THE TASK:
Extract every line of the material that holds the string "structure".

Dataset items
⟨

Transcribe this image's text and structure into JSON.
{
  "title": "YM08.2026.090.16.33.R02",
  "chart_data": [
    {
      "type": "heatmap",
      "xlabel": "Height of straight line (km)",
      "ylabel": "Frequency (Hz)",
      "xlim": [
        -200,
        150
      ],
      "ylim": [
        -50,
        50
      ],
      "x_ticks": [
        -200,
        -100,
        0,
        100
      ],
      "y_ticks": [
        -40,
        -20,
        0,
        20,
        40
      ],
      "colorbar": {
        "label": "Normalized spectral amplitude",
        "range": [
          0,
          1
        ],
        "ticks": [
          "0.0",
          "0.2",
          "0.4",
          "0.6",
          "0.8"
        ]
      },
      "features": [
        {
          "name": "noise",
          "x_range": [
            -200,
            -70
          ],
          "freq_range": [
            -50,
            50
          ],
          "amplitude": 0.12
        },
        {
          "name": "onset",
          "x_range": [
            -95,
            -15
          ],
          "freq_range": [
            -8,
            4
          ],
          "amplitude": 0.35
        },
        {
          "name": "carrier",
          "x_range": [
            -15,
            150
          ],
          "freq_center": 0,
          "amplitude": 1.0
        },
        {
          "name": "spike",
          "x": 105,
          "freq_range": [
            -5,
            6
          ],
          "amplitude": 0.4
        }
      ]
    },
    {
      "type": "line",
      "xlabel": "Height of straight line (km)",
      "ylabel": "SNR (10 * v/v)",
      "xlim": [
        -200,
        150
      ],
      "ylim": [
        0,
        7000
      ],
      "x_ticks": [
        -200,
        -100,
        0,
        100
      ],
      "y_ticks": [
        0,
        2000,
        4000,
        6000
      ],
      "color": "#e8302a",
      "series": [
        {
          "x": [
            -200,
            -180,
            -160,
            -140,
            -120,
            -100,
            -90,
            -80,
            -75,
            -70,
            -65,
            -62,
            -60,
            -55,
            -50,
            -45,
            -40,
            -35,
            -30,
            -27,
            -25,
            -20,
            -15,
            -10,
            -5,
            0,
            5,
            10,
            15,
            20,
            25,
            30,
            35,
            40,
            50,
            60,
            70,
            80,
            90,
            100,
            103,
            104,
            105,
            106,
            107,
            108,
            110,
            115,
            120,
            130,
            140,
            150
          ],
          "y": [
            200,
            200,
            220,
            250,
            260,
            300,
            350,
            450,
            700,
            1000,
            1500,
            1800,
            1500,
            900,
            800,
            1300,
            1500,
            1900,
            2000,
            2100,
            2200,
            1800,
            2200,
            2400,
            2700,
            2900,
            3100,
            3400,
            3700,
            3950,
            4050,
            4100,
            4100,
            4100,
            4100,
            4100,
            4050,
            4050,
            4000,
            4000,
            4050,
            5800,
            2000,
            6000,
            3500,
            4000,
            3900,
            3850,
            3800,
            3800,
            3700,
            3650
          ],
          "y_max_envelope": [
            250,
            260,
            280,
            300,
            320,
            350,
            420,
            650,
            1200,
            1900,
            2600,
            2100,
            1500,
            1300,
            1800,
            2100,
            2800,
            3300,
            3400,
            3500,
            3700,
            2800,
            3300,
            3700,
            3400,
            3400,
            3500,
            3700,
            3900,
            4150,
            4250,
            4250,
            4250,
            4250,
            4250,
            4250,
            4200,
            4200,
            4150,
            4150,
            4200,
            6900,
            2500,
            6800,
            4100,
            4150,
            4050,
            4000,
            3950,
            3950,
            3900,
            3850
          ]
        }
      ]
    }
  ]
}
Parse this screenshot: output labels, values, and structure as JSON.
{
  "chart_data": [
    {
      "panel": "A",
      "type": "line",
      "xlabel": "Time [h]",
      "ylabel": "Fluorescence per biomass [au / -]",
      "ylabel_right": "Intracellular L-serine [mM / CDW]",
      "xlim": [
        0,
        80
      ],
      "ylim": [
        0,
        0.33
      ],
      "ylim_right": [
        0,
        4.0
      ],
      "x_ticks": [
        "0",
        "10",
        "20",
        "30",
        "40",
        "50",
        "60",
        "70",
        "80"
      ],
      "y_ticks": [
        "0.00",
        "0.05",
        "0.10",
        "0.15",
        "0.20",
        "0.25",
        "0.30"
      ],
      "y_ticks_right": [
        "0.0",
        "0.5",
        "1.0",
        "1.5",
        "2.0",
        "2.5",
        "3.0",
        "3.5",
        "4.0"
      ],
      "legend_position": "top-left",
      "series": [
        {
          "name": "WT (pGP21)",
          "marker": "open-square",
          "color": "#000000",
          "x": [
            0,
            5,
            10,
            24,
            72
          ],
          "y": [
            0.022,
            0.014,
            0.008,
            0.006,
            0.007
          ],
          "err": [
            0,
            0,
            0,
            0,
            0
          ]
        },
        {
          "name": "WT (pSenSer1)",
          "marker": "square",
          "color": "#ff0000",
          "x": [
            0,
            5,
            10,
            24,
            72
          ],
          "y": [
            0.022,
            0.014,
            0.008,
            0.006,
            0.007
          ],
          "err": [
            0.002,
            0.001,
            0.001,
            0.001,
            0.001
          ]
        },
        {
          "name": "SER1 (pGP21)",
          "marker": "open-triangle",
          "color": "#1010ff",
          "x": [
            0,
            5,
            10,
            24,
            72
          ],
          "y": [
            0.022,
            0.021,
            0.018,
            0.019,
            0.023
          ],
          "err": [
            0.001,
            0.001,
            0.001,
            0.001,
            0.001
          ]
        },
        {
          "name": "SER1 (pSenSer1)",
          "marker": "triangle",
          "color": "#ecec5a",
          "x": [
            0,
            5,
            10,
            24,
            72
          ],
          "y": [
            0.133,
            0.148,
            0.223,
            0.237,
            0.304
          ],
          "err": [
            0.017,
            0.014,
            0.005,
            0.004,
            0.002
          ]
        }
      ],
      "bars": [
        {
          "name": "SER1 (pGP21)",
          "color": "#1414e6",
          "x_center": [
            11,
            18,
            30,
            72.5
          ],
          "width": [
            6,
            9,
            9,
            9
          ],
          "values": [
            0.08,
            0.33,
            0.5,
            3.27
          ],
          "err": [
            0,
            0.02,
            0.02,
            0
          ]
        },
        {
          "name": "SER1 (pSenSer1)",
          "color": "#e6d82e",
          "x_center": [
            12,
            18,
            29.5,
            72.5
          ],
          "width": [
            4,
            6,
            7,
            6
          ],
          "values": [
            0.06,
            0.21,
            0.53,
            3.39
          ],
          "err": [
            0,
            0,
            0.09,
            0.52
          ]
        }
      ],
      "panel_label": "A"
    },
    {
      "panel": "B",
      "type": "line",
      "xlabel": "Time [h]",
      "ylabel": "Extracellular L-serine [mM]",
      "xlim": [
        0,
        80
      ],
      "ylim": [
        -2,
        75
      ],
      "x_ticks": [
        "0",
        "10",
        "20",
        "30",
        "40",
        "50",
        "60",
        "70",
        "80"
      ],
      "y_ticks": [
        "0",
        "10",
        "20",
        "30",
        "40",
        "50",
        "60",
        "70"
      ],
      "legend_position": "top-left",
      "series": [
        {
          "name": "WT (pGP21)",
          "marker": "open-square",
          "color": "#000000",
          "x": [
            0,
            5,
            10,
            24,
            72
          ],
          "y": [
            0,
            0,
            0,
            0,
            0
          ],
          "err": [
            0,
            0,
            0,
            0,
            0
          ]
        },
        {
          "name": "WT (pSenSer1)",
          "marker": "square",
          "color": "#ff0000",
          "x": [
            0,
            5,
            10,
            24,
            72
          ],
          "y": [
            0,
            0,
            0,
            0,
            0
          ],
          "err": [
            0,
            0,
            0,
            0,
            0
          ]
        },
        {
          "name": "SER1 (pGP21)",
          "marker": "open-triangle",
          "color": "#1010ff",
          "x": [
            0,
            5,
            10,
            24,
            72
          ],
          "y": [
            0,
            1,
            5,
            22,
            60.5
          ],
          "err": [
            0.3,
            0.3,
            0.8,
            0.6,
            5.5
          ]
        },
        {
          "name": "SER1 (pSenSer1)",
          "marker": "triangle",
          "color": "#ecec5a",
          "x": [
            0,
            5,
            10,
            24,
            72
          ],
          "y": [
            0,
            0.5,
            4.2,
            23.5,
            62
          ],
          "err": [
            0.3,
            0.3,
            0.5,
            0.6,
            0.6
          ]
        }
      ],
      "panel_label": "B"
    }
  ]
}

⟩

ANSWER TO THE TASK:
Transcribe this image's text and structure into JSON.
Parse this screenshot: output labels, values, and structure as JSON.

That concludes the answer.